Exactly as they appear, output all of the records. Skip any images.

-- START --

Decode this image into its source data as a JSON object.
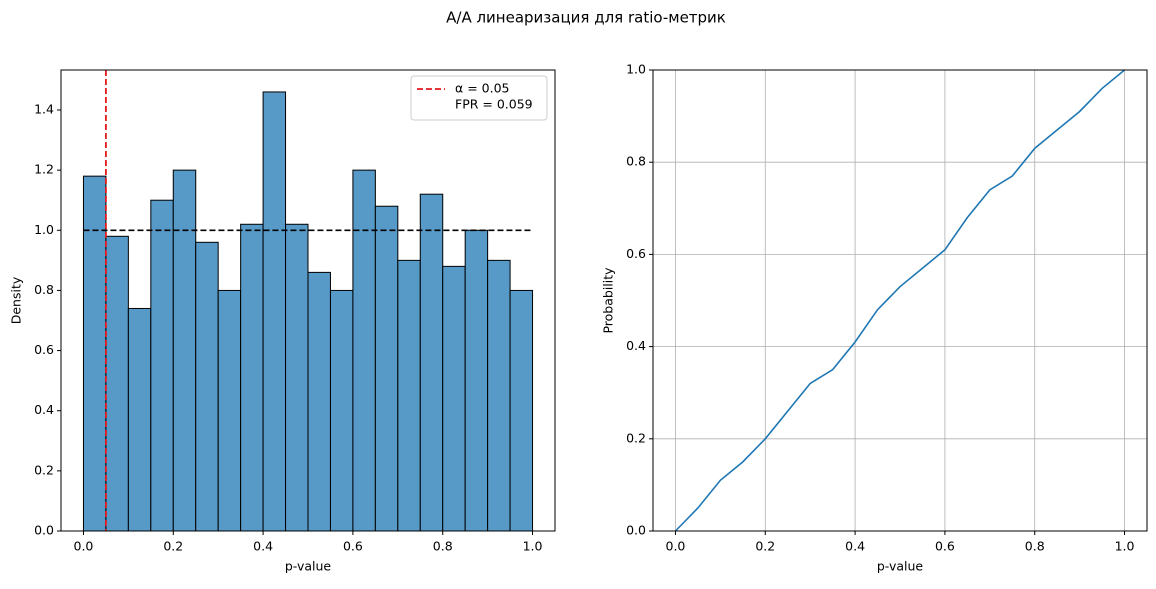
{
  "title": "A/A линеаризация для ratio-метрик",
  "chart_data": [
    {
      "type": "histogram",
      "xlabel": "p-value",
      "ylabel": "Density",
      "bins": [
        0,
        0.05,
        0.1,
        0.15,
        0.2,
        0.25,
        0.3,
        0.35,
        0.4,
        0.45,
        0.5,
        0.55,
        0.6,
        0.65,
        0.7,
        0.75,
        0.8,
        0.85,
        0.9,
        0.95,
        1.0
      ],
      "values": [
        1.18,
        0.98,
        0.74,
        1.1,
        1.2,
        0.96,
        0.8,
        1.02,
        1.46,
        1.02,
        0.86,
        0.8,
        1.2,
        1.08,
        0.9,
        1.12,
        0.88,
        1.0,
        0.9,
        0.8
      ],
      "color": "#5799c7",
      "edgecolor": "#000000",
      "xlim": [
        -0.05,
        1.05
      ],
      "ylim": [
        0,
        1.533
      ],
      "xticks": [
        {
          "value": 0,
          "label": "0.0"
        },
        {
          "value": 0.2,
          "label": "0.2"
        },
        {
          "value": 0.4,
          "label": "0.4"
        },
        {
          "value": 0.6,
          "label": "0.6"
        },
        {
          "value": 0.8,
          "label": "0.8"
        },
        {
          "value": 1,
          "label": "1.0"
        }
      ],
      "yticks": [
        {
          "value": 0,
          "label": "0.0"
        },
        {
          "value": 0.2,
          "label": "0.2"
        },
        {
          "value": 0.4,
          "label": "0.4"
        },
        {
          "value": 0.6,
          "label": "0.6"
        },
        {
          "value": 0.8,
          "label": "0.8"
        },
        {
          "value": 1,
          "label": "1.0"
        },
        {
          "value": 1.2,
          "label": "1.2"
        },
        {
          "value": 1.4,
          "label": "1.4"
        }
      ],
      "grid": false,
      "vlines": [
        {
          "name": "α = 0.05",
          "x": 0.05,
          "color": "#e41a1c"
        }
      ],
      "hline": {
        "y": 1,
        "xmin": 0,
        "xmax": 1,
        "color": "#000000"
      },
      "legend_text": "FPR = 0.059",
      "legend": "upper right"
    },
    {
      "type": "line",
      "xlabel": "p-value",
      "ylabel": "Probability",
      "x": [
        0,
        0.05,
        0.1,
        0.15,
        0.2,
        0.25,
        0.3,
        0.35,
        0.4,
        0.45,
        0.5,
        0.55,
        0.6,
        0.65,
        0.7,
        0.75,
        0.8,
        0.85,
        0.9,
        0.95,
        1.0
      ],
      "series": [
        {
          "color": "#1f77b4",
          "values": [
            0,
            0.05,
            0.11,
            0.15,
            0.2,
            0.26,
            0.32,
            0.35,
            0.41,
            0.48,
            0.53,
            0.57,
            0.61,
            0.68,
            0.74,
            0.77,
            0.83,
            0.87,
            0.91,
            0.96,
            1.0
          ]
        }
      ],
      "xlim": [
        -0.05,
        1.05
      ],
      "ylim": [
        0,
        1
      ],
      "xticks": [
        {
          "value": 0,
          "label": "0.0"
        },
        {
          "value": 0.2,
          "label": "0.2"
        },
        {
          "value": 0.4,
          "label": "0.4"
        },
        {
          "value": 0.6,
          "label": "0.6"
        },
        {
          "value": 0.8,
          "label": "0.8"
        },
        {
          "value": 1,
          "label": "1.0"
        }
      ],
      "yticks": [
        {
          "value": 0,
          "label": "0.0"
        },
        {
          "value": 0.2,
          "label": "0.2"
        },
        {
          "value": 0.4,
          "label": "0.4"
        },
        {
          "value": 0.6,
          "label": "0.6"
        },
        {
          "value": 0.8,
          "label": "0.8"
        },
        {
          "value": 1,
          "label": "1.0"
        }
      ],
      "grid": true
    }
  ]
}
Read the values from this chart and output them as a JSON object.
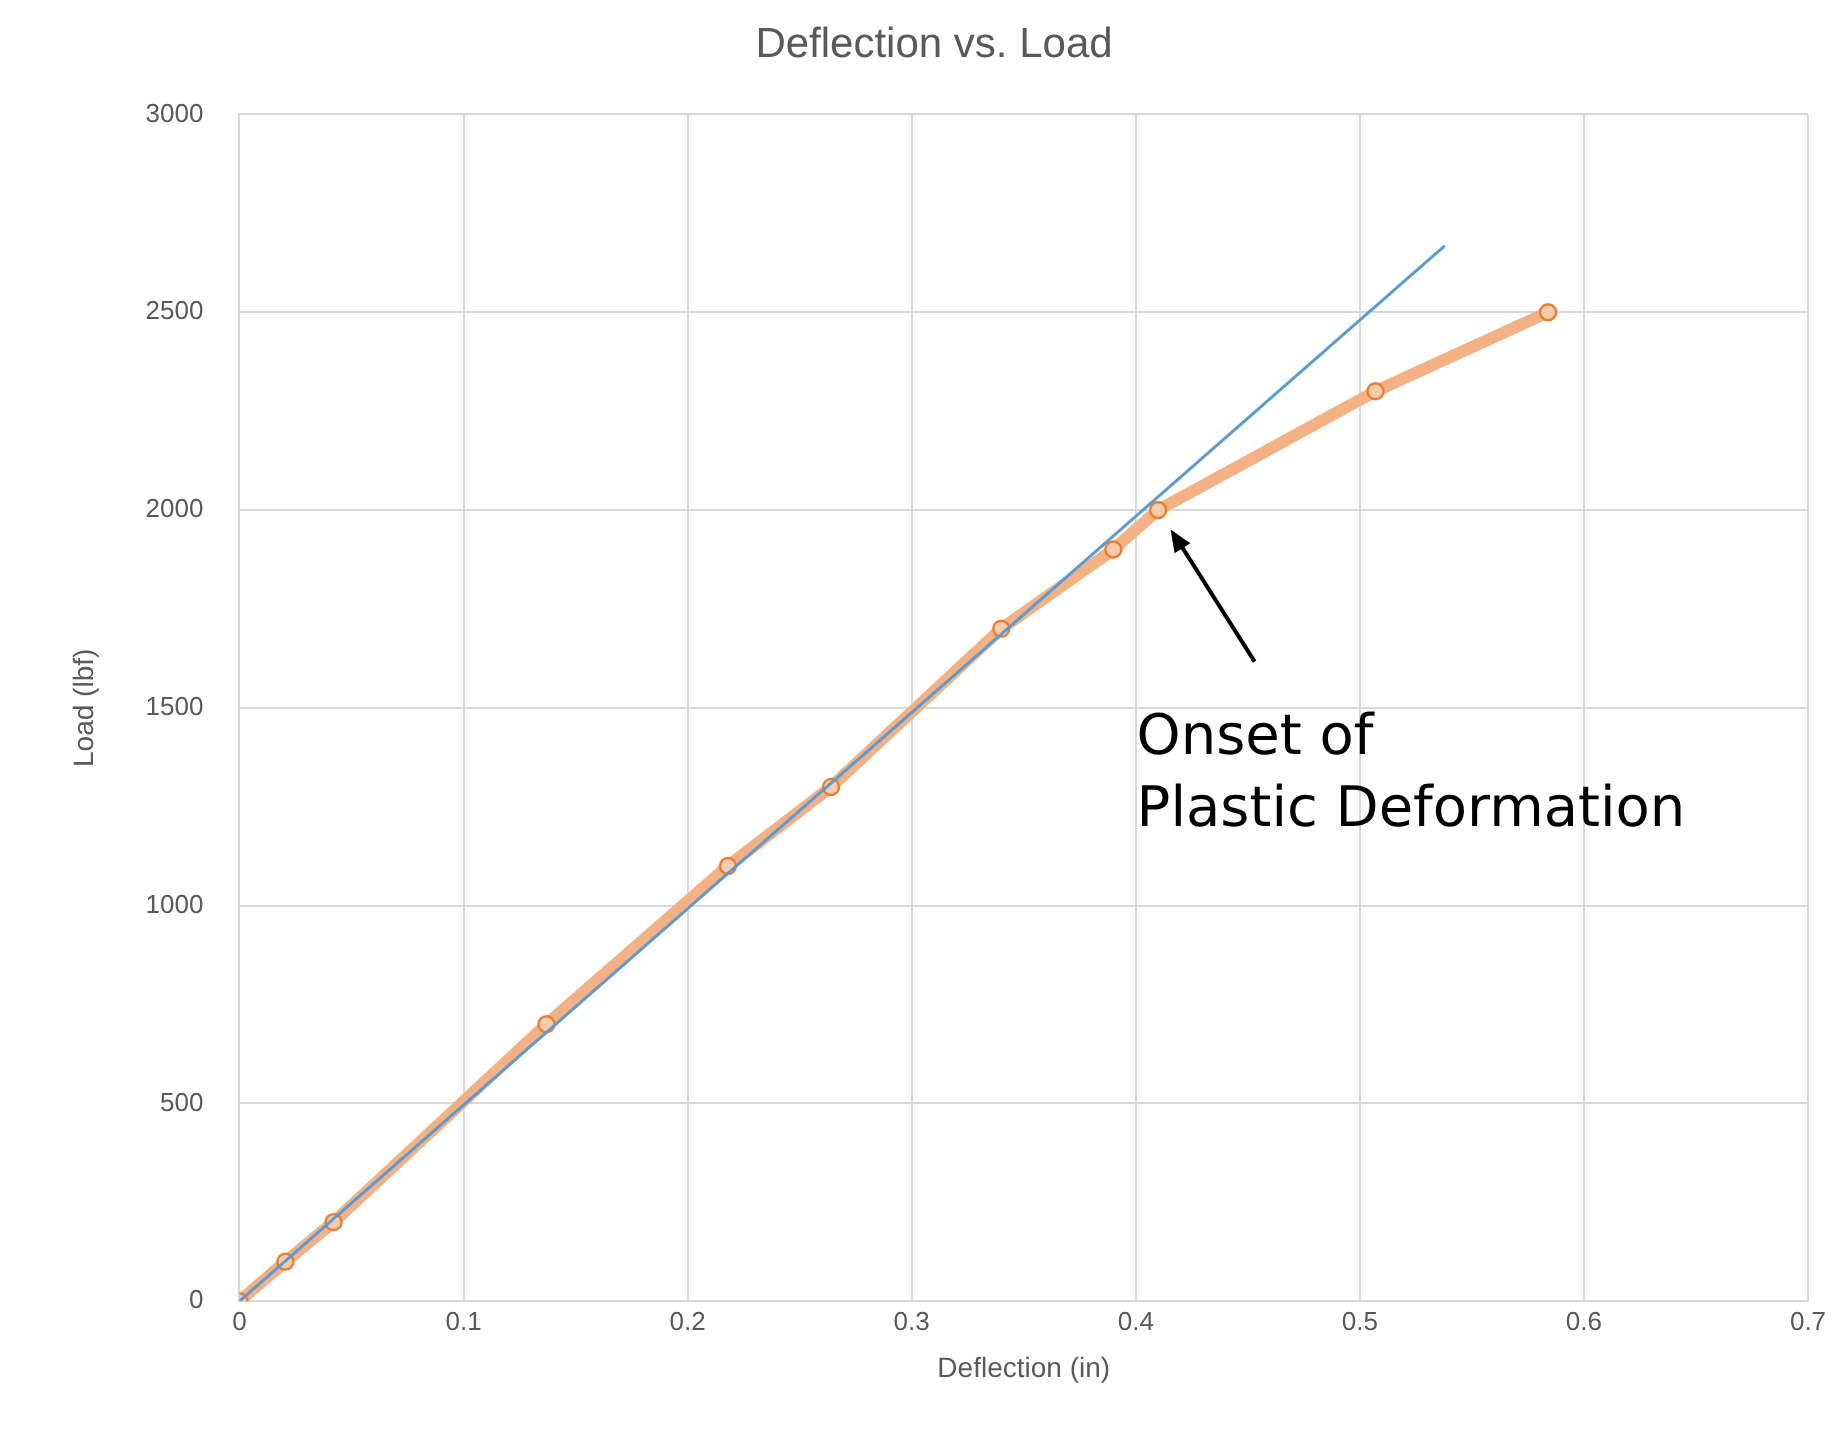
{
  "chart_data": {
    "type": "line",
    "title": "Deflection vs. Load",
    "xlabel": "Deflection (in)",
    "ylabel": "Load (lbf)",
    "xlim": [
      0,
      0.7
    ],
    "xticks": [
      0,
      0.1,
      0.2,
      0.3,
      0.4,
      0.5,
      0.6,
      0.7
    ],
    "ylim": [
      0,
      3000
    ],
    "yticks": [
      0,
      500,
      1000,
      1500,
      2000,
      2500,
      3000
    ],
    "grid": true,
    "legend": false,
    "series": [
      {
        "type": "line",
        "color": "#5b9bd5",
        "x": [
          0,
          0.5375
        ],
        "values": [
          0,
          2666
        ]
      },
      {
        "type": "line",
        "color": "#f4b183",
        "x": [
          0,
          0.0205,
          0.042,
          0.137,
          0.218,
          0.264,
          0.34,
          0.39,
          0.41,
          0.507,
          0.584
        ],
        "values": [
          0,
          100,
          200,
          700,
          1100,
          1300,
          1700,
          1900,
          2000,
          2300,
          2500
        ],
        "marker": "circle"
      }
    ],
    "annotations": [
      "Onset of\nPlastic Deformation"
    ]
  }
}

-- END --

▶ [Task response]
Decode this image into its source data as a JSON object.
{
  "title": "A/A линеаризация для ratio-метрик",
  "chart_data": [
    {
      "type": "histogram",
      "xlabel": "p-value",
      "ylabel": "Density",
      "bins": [
        0,
        0.05,
        0.1,
        0.15,
        0.2,
        0.25,
        0.3,
        0.35,
        0.4,
        0.45,
        0.5,
        0.55,
        0.6,
        0.65,
        0.7,
        0.75,
        0.8,
        0.85,
        0.9,
        0.95,
        1.0
      ],
      "values": [
        1.18,
        0.98,
        0.74,
        1.1,
        1.2,
        0.96,
        0.8,
        1.02,
        1.46,
        1.02,
        0.86,
        0.8,
        1.2,
        1.08,
        0.9,
        1.12,
        0.88,
        1.0,
        0.9,
        0.8
      ],
      "color": "#5799c7",
      "edgecolor": "#000000",
      "xlim": [
        -0.05,
        1.05
      ],
      "ylim": [
        0,
        1.533
      ],
      "xticks": [
        {
          "value": 0,
          "label": "0.0"
        },
        {
          "value": 0.2,
          "label": "0.2"
        },
        {
          "value": 0.4,
          "label": "0.4"
        },
        {
          "value": 0.6,
          "label": "0.6"
        },
        {
          "value": 0.8,
          "label": "0.8"
        },
        {
          "value": 1,
          "label": "1.0"
        }
      ],
      "yticks": [
        {
          "value": 0,
          "label": "0.0"
        },
        {
          "value": 0.2,
          "label": "0.2"
        },
        {
          "value": 0.4,
          "label": "0.4"
        },
        {
          "value": 0.6,
          "label": "0.6"
        },
        {
          "value": 0.8,
          "label": "0.8"
        },
        {
          "value": 1,
          "label": "1.0"
        },
        {
          "value": 1.2,
          "label": "1.2"
        },
        {
          "value": 1.4,
          "label": "1.4"
        }
      ],
      "grid": false,
      "vlines": [
        {
          "name": "α = 0.05",
          "x": 0.05,
          "color": "#e41a1c"
        }
      ],
      "hline": {
        "y": 1,
        "xmin": 0,
        "xmax": 1,
        "color": "#000000"
      },
      "legend_text": "FPR = 0.059",
      "legend": "upper right"
    },
    {
      "type": "line",
      "xlabel": "p-value",
      "ylabel": "Probability",
      "x": [
        0,
        0.05,
        0.1,
        0.15,
        0.2,
        0.25,
        0.3,
        0.35,
        0.4,
        0.45,
        0.5,
        0.55,
        0.6,
        0.65,
        0.7,
        0.75,
        0.8,
        0.85,
        0.9,
        0.95,
        1.0
      ],
      "series": [
        {
          "color": "#1f77b4",
          "values": [
            0,
            0.05,
            0.11,
            0.15,
            0.2,
            0.26,
            0.32,
            0.35,
            0.41,
            0.48,
            0.53,
            0.57,
            0.61,
            0.68,
            0.74,
            0.77,
            0.83,
            0.87,
            0.91,
            0.96,
            1.0
          ]
        }
      ],
      "xlim": [
        -0.05,
        1.05
      ],
      "ylim": [
        0,
        1
      ],
      "xticks": [
        {
          "value": 0,
          "label": "0.0"
        },
        {
          "value": 0.2,
          "label": "0.2"
        },
        {
          "value": 0.4,
          "label": "0.4"
        },
        {
          "value": 0.6,
          "label": "0.6"
        },
        {
          "value": 0.8,
          "label": "0.8"
        },
        {
          "value": 1,
          "label": "1.0"
        }
      ],
      "yticks": [
        {
          "value": 0,
          "label": "0.0"
        },
        {
          "value": 0.2,
          "label": "0.2"
        },
        {
          "value": 0.4,
          "label": "0.4"
        },
        {
          "value": 0.6,
          "label": "0.6"
        },
        {
          "value": 0.8,
          "label": "0.8"
        },
        {
          "value": 1,
          "label": "1.0"
        }
      ],
      "grid": true
    }
  ]
}
Read the values from this chart and output them as a JSON object.
{
  "chart_data": {
    "type": "line",
    "title": "Deflection vs. Load",
    "xlabel": "Deflection (in)",
    "ylabel": "Load (lbf)",
    "xlim": [
      0,
      0.7
    ],
    "xticks": [
      0,
      0.1,
      0.2,
      0.3,
      0.4,
      0.5,
      0.6,
      0.7
    ],
    "ylim": [
      0,
      3000
    ],
    "yticks": [
      0,
      500,
      1000,
      1500,
      2000,
      2500,
      3000
    ],
    "grid": true,
    "legend": false,
    "series": [
      {
        "type": "line",
        "color": "#5b9bd5",
        "x": [
          0,
          0.5375
        ],
        "values": [
          0,
          2666
        ]
      },
      {
        "type": "line",
        "color": "#f4b183",
        "x": [
          0,
          0.0205,
          0.042,
          0.137,
          0.218,
          0.264,
          0.34,
          0.39,
          0.41,
          0.507,
          0.584
        ],
        "values": [
          0,
          100,
          200,
          700,
          1100,
          1300,
          1700,
          1900,
          2000,
          2300,
          2500
        ],
        "marker": "circle"
      }
    ],
    "annotations": [
      "Onset of\nPlastic Deformation"
    ]
  }
}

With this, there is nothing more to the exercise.